>> Begin Excerpted records
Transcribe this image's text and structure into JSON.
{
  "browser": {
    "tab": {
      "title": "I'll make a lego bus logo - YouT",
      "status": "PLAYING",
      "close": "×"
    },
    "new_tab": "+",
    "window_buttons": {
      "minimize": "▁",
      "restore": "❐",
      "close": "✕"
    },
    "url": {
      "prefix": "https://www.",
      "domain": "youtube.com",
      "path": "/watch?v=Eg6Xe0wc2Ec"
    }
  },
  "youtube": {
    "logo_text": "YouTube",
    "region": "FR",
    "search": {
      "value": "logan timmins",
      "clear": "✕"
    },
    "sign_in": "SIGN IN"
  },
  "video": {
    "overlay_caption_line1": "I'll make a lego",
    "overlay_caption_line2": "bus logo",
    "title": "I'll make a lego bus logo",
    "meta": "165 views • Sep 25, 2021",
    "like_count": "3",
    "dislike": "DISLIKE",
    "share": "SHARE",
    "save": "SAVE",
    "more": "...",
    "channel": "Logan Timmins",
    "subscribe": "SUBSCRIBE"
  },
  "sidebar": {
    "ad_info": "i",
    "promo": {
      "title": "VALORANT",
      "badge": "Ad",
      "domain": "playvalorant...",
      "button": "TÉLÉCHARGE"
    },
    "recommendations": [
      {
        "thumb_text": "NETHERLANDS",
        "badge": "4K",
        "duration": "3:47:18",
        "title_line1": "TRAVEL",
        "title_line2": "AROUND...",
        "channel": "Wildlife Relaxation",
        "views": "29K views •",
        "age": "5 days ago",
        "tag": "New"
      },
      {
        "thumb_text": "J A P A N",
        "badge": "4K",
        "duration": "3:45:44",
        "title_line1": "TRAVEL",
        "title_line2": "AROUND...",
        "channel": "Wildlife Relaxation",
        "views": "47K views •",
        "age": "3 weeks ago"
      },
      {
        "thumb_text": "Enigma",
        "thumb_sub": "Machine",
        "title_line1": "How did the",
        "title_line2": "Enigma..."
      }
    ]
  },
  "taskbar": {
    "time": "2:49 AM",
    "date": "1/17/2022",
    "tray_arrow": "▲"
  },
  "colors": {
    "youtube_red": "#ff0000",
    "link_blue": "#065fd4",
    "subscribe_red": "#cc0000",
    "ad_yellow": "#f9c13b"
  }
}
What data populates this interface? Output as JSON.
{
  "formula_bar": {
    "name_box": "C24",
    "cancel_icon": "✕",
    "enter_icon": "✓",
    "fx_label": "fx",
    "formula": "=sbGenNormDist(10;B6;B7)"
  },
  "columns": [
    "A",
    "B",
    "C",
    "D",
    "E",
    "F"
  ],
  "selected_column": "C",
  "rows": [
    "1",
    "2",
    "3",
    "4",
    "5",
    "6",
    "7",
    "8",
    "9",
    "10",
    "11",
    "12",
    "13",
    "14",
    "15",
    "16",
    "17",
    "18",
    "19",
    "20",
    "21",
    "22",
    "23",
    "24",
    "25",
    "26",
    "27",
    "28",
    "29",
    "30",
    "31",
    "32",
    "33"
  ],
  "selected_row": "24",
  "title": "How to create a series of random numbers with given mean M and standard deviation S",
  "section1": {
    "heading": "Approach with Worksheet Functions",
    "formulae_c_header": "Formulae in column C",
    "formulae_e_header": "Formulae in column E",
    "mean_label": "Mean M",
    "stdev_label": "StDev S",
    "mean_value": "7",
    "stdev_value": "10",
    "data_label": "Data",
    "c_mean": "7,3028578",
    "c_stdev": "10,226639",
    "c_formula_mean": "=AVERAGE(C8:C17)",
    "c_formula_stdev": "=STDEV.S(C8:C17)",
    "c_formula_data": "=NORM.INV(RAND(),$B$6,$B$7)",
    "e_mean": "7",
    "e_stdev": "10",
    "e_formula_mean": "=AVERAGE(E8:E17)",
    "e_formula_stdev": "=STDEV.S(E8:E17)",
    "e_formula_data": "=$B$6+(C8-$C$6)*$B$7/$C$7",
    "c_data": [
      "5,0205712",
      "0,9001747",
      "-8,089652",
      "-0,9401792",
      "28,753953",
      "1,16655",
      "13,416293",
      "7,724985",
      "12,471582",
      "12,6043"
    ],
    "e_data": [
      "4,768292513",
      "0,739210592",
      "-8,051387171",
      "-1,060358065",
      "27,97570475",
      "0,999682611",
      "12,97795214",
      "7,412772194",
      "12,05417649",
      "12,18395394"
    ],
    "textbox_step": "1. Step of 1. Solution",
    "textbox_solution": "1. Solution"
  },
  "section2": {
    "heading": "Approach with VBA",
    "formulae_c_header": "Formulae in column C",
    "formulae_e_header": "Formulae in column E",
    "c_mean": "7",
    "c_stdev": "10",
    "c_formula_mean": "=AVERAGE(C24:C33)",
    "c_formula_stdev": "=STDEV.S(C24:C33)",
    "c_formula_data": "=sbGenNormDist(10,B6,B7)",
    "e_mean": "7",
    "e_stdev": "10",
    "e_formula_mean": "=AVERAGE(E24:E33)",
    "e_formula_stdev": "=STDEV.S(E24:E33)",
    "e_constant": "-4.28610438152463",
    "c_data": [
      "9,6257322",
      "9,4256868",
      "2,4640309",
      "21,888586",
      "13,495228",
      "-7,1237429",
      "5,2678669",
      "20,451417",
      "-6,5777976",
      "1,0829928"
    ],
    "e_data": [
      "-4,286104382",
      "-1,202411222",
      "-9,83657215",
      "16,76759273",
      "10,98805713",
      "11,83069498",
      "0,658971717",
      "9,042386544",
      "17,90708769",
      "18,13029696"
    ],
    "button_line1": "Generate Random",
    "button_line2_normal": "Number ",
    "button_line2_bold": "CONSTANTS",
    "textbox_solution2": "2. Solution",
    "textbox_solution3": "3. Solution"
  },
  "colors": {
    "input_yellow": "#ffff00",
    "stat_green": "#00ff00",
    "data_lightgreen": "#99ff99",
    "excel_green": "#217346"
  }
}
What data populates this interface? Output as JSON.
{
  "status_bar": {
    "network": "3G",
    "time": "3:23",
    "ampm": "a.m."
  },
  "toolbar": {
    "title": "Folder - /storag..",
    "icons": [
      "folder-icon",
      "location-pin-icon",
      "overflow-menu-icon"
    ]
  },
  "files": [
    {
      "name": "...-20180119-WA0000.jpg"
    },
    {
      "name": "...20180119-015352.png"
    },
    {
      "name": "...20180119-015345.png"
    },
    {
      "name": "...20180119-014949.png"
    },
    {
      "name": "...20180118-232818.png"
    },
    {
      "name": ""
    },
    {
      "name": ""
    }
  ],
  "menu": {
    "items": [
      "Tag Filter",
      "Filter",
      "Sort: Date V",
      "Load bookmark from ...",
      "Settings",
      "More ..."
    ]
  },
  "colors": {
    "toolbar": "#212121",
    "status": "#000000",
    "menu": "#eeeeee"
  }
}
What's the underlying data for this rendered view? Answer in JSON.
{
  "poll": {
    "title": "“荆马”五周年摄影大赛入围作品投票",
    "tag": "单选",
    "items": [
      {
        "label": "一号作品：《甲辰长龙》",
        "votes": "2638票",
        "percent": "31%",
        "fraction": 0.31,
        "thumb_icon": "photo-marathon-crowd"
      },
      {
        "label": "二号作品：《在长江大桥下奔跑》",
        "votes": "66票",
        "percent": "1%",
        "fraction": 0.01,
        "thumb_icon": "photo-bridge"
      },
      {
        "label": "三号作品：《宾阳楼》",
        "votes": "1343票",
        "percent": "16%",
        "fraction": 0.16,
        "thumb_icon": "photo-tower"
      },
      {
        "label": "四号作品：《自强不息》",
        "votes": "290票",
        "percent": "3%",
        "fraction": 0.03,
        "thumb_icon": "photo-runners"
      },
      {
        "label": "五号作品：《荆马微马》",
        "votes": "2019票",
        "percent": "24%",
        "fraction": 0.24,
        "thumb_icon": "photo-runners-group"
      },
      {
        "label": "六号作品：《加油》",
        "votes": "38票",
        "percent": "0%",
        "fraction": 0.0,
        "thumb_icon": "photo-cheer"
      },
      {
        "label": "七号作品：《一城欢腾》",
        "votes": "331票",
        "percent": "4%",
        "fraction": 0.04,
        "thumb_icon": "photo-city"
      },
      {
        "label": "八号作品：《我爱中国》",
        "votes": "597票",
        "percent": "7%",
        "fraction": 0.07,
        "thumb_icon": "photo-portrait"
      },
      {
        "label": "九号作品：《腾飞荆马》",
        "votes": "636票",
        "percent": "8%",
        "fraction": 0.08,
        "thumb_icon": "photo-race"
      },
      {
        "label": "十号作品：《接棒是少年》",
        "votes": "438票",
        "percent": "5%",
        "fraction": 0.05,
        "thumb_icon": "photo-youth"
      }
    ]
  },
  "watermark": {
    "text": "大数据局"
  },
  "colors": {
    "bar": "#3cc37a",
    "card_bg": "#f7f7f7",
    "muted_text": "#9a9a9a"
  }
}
>> End Excerpted records
Task brief: Show all lines in the entries above where the string "sbGenNormDist" appears.

Finished task:
    "formula": "=sbGenNormDist(10;B6;B7)"
    "c_formula_data": "=sbGenNormDist(10,B6,B7)",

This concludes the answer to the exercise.